Gather up all lines that carry the word "JSON".
==== Listed entries
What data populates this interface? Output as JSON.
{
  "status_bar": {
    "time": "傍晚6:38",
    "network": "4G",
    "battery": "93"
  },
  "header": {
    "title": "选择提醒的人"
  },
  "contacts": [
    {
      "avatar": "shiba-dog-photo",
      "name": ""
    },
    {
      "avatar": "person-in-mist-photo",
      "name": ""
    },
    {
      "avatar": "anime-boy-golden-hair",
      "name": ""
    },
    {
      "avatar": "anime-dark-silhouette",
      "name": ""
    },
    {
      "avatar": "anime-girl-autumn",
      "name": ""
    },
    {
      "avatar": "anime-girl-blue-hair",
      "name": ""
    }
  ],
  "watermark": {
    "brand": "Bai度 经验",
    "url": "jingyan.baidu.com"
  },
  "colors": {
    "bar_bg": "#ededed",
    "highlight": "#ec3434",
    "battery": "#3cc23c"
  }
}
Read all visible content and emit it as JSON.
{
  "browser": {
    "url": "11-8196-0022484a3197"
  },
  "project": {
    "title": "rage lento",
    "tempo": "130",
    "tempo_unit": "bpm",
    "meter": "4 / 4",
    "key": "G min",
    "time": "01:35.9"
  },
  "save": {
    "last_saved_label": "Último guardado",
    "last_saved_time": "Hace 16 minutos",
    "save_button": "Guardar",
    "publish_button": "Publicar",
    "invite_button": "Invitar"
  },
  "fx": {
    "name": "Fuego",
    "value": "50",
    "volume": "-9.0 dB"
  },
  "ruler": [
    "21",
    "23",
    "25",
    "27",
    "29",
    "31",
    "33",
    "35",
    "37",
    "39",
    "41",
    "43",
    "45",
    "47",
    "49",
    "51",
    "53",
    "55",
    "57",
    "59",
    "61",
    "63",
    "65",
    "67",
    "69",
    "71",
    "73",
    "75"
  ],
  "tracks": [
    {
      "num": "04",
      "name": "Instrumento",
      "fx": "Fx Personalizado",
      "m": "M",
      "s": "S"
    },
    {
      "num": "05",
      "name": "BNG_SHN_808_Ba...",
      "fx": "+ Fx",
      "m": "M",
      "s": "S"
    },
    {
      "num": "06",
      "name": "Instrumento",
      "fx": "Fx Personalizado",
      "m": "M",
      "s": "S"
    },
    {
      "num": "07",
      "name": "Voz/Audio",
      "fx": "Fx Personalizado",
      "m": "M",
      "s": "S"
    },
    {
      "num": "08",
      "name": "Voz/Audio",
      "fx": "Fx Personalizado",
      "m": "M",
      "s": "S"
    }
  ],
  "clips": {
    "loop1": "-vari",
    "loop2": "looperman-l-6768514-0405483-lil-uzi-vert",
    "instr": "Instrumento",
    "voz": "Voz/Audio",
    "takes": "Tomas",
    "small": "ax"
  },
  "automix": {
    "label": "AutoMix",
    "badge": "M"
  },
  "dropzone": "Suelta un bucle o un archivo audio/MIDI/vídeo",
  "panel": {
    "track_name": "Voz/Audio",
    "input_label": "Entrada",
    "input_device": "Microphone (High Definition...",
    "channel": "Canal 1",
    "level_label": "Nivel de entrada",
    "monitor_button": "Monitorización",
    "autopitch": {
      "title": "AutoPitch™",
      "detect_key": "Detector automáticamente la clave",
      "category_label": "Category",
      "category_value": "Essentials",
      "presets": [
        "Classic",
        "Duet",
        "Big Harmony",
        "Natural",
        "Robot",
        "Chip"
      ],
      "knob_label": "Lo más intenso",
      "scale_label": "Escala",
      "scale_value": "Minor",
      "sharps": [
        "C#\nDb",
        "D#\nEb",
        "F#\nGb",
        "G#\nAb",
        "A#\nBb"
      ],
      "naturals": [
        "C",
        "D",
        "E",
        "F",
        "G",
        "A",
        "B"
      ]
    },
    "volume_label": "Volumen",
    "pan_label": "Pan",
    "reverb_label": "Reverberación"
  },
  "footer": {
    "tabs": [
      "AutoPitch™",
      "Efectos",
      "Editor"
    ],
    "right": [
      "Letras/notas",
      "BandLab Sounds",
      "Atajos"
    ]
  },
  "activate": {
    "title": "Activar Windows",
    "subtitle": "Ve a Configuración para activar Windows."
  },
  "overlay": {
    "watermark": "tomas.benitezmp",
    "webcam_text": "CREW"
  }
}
========
--- Response to the task ---
What data populates this interface? Output as JSON.
Read all visible content and emit it as JSON.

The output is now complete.